* Stated exercise: Write out all entries word for word.

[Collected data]
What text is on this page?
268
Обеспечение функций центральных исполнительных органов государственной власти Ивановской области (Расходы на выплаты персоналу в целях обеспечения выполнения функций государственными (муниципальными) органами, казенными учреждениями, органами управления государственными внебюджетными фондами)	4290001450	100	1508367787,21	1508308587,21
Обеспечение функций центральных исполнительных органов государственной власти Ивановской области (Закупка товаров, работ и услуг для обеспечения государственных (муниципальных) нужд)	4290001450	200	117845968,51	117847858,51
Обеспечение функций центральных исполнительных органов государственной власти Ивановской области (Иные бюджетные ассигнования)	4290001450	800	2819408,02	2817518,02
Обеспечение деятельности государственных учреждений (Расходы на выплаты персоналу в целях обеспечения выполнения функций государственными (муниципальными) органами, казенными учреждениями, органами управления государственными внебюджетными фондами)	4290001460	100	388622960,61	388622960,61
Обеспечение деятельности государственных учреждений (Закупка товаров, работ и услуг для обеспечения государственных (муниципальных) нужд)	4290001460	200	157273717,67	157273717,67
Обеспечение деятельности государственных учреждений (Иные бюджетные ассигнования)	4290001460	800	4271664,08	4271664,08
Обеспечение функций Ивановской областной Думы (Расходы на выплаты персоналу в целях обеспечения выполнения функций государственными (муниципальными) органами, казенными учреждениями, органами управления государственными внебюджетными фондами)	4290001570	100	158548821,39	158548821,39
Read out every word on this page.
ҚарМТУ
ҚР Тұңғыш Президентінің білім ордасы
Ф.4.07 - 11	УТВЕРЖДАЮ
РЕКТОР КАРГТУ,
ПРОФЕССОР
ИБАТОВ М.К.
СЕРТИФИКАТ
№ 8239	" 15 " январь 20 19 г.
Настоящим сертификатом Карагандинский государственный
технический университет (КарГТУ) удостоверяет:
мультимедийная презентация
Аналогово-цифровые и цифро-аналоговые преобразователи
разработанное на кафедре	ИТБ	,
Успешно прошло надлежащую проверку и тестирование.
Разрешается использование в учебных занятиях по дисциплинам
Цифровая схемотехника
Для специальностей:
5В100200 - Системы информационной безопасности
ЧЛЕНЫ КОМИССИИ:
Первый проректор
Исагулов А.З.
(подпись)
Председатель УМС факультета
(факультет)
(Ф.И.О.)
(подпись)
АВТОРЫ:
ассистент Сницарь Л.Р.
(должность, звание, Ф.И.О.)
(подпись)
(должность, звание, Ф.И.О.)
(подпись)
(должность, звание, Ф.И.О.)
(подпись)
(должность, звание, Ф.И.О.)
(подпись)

* The output:
What text is on this page?
268
Обеспечение функций центральных исполнительных органов государственной власти Ивановской области (Расходы на выплаты персоналу в целях обеспечения выполнения функций государственными (муниципальными) органами, казенными учреждениями, органами управления государственными внебюджетными фондами)	4290001450	100	1508367787,21	1508308587,21
Обеспечение функций центральных исполнительных органов государственной власти Ивановской области (Закупка товаров, работ и услуг для обеспечения государственных (муниципальных) нужд)	4290001450	200	117845968,51	117847858,51
Обеспечение функций центральных исполнительных органов государственной власти Ивановской области (Иные бюджетные ассигнования)	4290001450	800	2819408,02	2817518,02
Обеспечение деятельности государственных учреждений (Расходы на выплаты персоналу в целях обеспечения выполнения функций государственными (муниципальными) органами, казенными учреждениями, органами управления государственными внебюджетными фондами)	4290001460	100	388622960,61	388622960,61
Обеспечение деятельности государственных учреждений (Закупка товаров, работ и услуг для обеспечения государственных (муниципальных) нужд)	4290001460	200	157273717,67	157273717,67
Обеспечение деятельности государственных учреждений (Иные бюджетные ассигнования)	4290001460	800	4271664,08	4271664,08
Обеспечение функций Ивановской областной Думы (Расходы на выплаты персоналу в целях обеспечения выполнения функций государственными (муниципальными) органами, казенными учреждениями, органами управления государственными внебюджетными фондами)	4290001570	100	158548821,39	158548821,39
Read out every word on this page.
ҚарМТУ
ҚР Тұңғыш Президентінің білім ордасы
Ф.4.07 - 11	УТВЕРЖДАЮ
РЕКТОР КАРГТУ,
ПРОФЕССОР
ИБАТОВ М.К.
СЕРТИФИКАТ
№ 8239	" 15 " январь 20 19 г.
Настоящим сертификатом Карагандинский государственный
технический университет (КарГТУ) удостоверяет:
мультимедийная презентация
Аналогово-цифровые и цифро-аналоговые преобразователи
разработанное на кафедре	ИТБ	,
Успешно прошло надлежащую проверку и тестирование.
Разрешается использование в учебных занятиях по дисциплинам
Цифровая схемотехника
Для специальностей:
5В100200 - Системы информационной безопасности
ЧЛЕНЫ КОМИССИИ:
Первый проректор
Исагулов А.З.
(подпись)
Председатель УМС факультета
(факультет)
(Ф.И.О.)
(подпись)
АВТОРЫ:
ассистент Сницарь Л.Р.
(должность, звание, Ф.И.О.)
(подпись)
(должность, звание, Ф.И.О.)
(подпись)
(должность, звание, Ф.И.О.)
(подпись)
(должность, звание, Ф.И.О.)
(подпись)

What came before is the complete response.